_The exercise_:
Every record must be written out once more, with nothing added or omitted.

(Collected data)
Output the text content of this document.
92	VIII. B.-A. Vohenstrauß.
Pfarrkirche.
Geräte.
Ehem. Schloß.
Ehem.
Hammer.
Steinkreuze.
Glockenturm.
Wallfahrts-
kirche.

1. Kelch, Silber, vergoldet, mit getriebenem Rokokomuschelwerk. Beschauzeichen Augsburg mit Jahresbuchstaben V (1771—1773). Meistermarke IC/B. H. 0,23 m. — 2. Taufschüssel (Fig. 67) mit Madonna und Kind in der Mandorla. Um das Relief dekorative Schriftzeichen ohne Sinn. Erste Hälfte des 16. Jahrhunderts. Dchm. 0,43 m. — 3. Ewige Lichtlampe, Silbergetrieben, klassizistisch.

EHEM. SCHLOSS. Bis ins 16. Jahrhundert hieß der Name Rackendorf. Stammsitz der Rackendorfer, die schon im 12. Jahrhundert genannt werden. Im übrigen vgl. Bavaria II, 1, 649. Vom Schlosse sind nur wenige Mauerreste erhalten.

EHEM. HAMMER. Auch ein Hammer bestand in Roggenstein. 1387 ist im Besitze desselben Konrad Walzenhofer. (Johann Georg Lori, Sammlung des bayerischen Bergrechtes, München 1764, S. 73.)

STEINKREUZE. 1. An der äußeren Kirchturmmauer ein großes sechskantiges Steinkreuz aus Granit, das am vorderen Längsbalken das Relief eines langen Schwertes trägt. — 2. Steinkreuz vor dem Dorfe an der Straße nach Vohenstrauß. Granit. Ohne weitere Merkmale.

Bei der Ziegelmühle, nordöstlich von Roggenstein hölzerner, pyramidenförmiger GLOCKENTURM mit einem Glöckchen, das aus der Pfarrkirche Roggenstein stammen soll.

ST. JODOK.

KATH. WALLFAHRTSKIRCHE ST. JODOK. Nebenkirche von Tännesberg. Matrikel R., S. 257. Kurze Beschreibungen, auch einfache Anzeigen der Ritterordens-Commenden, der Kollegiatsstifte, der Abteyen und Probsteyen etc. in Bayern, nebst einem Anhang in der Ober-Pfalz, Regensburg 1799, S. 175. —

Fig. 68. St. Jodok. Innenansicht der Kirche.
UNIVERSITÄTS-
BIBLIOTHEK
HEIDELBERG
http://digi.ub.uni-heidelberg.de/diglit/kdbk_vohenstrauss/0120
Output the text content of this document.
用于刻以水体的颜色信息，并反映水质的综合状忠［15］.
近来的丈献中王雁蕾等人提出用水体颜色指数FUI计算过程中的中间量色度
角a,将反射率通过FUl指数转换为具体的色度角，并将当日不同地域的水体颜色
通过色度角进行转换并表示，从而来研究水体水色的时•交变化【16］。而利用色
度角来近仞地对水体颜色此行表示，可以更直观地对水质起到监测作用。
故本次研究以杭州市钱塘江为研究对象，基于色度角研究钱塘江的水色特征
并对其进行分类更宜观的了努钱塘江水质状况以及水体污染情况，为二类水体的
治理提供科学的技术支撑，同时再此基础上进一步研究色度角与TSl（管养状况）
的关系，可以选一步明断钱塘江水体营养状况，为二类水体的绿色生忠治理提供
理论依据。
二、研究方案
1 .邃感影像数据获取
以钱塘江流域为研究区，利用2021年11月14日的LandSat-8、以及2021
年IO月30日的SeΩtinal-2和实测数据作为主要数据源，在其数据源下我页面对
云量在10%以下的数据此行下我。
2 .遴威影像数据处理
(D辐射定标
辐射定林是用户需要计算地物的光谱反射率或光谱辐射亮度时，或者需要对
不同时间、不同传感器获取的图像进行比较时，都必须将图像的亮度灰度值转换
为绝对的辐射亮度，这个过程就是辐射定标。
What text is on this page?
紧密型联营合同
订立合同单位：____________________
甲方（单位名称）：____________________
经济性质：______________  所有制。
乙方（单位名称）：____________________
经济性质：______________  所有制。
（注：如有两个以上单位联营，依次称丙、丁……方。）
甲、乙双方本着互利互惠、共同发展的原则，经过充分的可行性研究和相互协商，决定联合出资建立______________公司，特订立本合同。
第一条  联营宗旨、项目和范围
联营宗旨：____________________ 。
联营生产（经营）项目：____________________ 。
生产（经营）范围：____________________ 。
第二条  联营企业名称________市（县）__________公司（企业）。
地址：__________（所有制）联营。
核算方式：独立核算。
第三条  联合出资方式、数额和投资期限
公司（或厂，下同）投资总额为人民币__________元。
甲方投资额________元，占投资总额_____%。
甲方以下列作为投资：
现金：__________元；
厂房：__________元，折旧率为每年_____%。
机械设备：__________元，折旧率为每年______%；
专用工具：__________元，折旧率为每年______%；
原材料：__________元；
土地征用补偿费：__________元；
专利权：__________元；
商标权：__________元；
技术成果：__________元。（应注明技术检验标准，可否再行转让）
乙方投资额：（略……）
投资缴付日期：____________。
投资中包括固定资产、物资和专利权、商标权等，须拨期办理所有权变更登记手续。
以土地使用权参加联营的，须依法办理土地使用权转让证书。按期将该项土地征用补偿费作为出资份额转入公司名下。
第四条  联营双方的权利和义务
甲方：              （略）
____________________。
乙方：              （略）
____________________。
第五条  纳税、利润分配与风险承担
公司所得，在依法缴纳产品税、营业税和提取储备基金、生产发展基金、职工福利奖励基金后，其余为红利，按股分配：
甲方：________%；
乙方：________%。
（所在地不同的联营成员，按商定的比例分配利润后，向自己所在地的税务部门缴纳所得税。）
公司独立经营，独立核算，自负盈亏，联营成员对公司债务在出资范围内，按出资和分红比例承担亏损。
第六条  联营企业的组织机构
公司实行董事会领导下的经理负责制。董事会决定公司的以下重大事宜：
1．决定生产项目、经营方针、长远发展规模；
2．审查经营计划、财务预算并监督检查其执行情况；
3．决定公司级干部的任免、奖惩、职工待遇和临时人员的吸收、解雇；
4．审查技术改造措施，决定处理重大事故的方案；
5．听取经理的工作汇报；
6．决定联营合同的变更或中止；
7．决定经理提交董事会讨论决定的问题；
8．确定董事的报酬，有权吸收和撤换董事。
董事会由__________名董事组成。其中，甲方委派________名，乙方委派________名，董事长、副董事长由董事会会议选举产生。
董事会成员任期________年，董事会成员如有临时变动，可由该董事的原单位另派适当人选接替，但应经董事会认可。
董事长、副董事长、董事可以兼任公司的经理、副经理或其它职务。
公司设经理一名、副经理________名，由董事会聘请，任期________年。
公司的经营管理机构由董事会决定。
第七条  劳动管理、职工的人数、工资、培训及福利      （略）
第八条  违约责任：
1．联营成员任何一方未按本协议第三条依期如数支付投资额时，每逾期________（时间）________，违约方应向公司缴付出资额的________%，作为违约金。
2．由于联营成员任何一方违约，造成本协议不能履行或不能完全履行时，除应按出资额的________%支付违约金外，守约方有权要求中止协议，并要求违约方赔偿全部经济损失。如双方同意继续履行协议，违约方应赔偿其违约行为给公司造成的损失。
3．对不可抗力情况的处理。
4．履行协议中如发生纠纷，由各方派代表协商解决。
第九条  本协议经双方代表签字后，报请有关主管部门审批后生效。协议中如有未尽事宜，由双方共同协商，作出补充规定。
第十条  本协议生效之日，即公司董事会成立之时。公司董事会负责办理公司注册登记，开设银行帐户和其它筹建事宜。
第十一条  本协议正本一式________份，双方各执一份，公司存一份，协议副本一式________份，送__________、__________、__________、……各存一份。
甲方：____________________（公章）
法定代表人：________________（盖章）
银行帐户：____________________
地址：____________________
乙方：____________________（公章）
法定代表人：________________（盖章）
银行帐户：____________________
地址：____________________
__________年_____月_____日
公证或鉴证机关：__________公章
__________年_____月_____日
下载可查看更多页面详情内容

_Answer to the problem_:
Output the text content of this document.
92	VIII. B.-A. Vohenstrauß.
Pfarrkirche.
Geräte.
Ehem. Schloß.
Ehem.
Hammer.
Steinkreuze.
Glockenturm.
Wallfahrts-
kirche.

1. Kelch, Silber, vergoldet, mit getriebenem Rokokomuschelwerk. Beschauzeichen Augsburg mit Jahresbuchstaben V (1771—1773). Meistermarke IC/B. H. 0,23 m. — 2. Taufschüssel (Fig. 67) mit Madonna und Kind in der Mandorla. Um das Relief dekorative Schriftzeichen ohne Sinn. Erste Hälfte des 16. Jahrhunderts. Dchm. 0,43 m. — 3. Ewige Lichtlampe, Silbergetrieben, klassizistisch.

EHEM. SCHLOSS. Bis ins 16. Jahrhundert hieß der Name Rackendorf. Stammsitz der Rackendorfer, die schon im 12. Jahrhundert genannt werden. Im übrigen vgl. Bavaria II, 1, 649. Vom Schlosse sind nur wenige Mauerreste erhalten.

EHEM. HAMMER. Auch ein Hammer bestand in Roggenstein. 1387 ist im Besitze desselben Konrad Walzenhofer. (Johann Georg Lori, Sammlung des bayerischen Bergrechtes, München 1764, S. 73.)

STEINKREUZE. 1. An der äußeren Kirchturmmauer ein großes sechskantiges Steinkreuz aus Granit, das am vorderen Längsbalken das Relief eines langen Schwertes trägt. — 2. Steinkreuz vor dem Dorfe an der Straße nach Vohenstrauß. Granit. Ohne weitere Merkmale.

Bei der Ziegelmühle, nordöstlich von Roggenstein hölzerner, pyramidenförmiger GLOCKENTURM mit einem Glöckchen, das aus der Pfarrkirche Roggenstein stammen soll.

ST. JODOK.

KATH. WALLFAHRTSKIRCHE ST. JODOK. Nebenkirche von Tännesberg. Matrikel R., S. 257. Kurze Beschreibungen, auch einfache Anzeigen der Ritterordens-Commenden, der Kollegiatsstifte, der Abteyen und Probsteyen etc. in Bayern, nebst einem Anhang in der Ober-Pfalz, Regensburg 1799, S. 175. —

Fig. 68. St. Jodok. Innenansicht der Kirche.
UNIVERSITÄTS-
BIBLIOTHEK
HEIDELBERG
http://digi.ub.uni-heidelberg.de/diglit/kdbk_vohenstrauss/0120
Output the text content of this document.
用于刻以水体的颜色信息，并反映水质的综合状忠［15］.
近来的丈献中王雁蕾等人提出用水体颜色指数FUI计算过程中的中间量色度
角a,将反射率通过FUl指数转换为具体的色度角，并将当日不同地域的水体颜色
通过色度角进行转换并表示，从而来研究水体水色的时•交变化【16］。而利用色
度角来近仞地对水体颜色此行表示，可以更直观地对水质起到监测作用。
故本次研究以杭州市钱塘江为研究对象，基于色度角研究钱塘江的水色特征
并对其进行分类更宜观的了努钱塘江水质状况以及水体污染情况，为二类水体的
治理提供科学的技术支撑，同时再此基础上进一步研究色度角与TSl（管养状况）
的关系，可以选一步明断钱塘江水体营养状况，为二类水体的绿色生忠治理提供
理论依据。
二、研究方案
1 .邃感影像数据获取
以钱塘江流域为研究区，利用2021年11月14日的LandSat-8、以及2021
年IO月30日的SeΩtinal-2和实测数据作为主要数据源，在其数据源下我页面对
云量在10%以下的数据此行下我。
2 .遴威影像数据处理
(D辐射定标
辐射定林是用户需要计算地物的光谱反射率或光谱辐射亮度时，或者需要对
不同时间、不同传感器获取的图像进行比较时，都必须将图像的亮度灰度值转换
为绝对的辐射亮度，这个过程就是辐射定标。
What text is on this page?
紧密型联营合同
订立合同单位：____________________
甲方（单位名称）：____________________
经济性质：______________  所有制。
乙方（单位名称）：____________________
经济性质：______________  所有制。
（注：如有两个以上单位联营，依次称丙、丁……方。）
甲、乙双方本着互利互惠、共同发展的原则，经过充分的可行性研究和相互协商，决定联合出资建立______________公司，特订立本合同。
第一条  联营宗旨、项目和范围
联营宗旨：____________________ 。
联营生产（经营）项目：____________________ 。
生产（经营）范围：____________________ 。
第二条  联营企业名称________市（县）__________公司（企业）。
地址：__________（所有制）联营。
核算方式：独立核算。
第三条  联合出资方式、数额和投资期限
公司（或厂，下同）投资总额为人民币__________元。
甲方投资额________元，占投资总额_____%。
甲方以下列作为投资：
现金：__________元；
厂房：__________元，折旧率为每年_____%。
机械设备：__________元，折旧率为每年______%；
专用工具：__________元，折旧率为每年______%；
原材料：__________元；
土地征用补偿费：__________元；
专利权：__________元；
商标权：__________元；
技术成果：__________元。（应注明技术检验标准，可否再行转让）
乙方投资额：（略……）
投资缴付日期：____________。
投资中包括固定资产、物资和专利权、商标权等，须拨期办理所有权变更登记手续。
以土地使用权参加联营的，须依法办理土地使用权转让证书。按期将该项土地征用补偿费作为出资份额转入公司名下。
第四条  联营双方的权利和义务
甲方：              （略）
____________________。
乙方：              （略）
____________________。
第五条  纳税、利润分配与风险承担
公司所得，在依法缴纳产品税、营业税和提取储备基金、生产发展基金、职工福利奖励基金后，其余为红利，按股分配：
甲方：________%；
乙方：________%。
（所在地不同的联营成员，按商定的比例分配利润后，向自己所在地的税务部门缴纳所得税。）
公司独立经营，独立核算，自负盈亏，联营成员对公司债务在出资范围内，按出资和分红比例承担亏损。
第六条  联营企业的组织机构
公司实行董事会领导下的经理负责制。董事会决定公司的以下重大事宜：
1．决定生产项目、经营方针、长远发展规模；
2．审查经营计划、财务预算并监督检查其执行情况；
3．决定公司级干部的任免、奖惩、职工待遇和临时人员的吸收、解雇；
4．审查技术改造措施，决定处理重大事故的方案；
5．听取经理的工作汇报；
6．决定联营合同的变更或中止；
7．决定经理提交董事会讨论决定的问题；
8．确定董事的报酬，有权吸收和撤换董事。
董事会由__________名董事组成。其中，甲方委派________名，乙方委派________名，董事长、副董事长由董事会会议选举产生。
董事会成员任期________年，董事会成员如有临时变动，可由该董事的原单位另派适当人选接替，但应经董事会认可。
董事长、副董事长、董事可以兼任公司的经理、副经理或其它职务。
公司设经理一名、副经理________名，由董事会聘请，任期________年。
公司的经营管理机构由董事会决定。
第七条  劳动管理、职工的人数、工资、培训及福利      （略）
第八条  违约责任：
1．联营成员任何一方未按本协议第三条依期如数支付投资额时，每逾期________（时间）________，违约方应向公司缴付出资额的________%，作为违约金。
2．由于联营成员任何一方违约，造成本协议不能履行或不能完全履行时，除应按出资额的________%支付违约金外，守约方有权要求中止协议，并要求违约方赔偿全部经济损失。如双方同意继续履行协议，违约方应赔偿其违约行为给公司造成的损失。
3．对不可抗力情况的处理。
4．履行协议中如发生纠纷，由各方派代表协商解决。
第九条  本协议经双方代表签字后，报请有关主管部门审批后生效。协议中如有未尽事宜，由双方共同协商，作出补充规定。
第十条  本协议生效之日，即公司董事会成立之时。公司董事会负责办理公司注册登记，开设银行帐户和其它筹建事宜。
第十一条  本协议正本一式________份，双方各执一份，公司存一份，协议副本一式________份，送__________、__________、__________、……各存一份。
甲方：____________________（公章）
法定代表人：________________（盖章）
银行帐户：____________________
地址：____________________
乙方：____________________（公章）
法定代表人：________________（盖章）
银行帐户：____________________
地址：____________________
__________年_____月_____日
公证或鉴证机关：__________公章
__________年_____月_____日
下载可查看更多页面详情内容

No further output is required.